Instructions for the task | Return all of the entries exactly, with nothing added or left out.

Records to process |
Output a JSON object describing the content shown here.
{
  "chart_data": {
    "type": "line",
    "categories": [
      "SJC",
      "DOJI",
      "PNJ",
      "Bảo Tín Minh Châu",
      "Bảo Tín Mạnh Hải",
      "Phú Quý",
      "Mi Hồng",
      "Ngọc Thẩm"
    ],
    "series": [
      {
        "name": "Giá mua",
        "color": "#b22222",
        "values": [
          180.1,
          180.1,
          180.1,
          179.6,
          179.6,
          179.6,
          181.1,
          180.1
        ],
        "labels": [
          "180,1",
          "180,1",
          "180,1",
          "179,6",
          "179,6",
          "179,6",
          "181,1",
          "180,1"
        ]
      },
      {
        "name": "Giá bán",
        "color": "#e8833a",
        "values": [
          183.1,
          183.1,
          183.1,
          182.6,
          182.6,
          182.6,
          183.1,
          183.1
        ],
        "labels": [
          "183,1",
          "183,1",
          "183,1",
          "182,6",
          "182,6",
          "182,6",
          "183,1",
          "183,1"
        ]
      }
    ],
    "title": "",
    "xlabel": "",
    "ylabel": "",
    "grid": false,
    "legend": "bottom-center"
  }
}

Result of the task |
Output a JSON object describing the content shown here.
{
  "chart_data": {
    "type": "line",
    "categories": [
      "SJC",
      "DOJI",
      "PNJ",
      "Bảo Tín Minh Châu",
      "Bảo Tín Mạnh Hải",
      "Phú Quý",
      "Mi Hồng",
      "Ngọc Thẩm"
    ],
    "series": [
      {
        "name": "Giá mua",
        "color": "#b22222",
        "values": [
          180.1,
          180.1,
          180.1,
          179.6,
          179.6,
          179.6,
          181.1,
          180.1
        ],
        "labels": [
          "180,1",
          "180,1",
          "180,1",
          "179,6",
          "179,6",
          "179,6",
          "181,1",
          "180,1"
        ]
      },
      {
        "name": "Giá bán",
        "color": "#e8833a",
        "values": [
          183.1,
          183.1,
          183.1,
          182.6,
          182.6,
          182.6,
          183.1,
          183.1
        ],
        "labels": [
          "183,1",
          "183,1",
          "183,1",
          "182,6",
          "182,6",
          "182,6",
          "183,1",
          "183,1"
        ]
      }
    ],
    "title": "",
    "xlabel": "",
    "ylabel": "",
    "grid": false,
    "legend": "bottom-center"
  }
}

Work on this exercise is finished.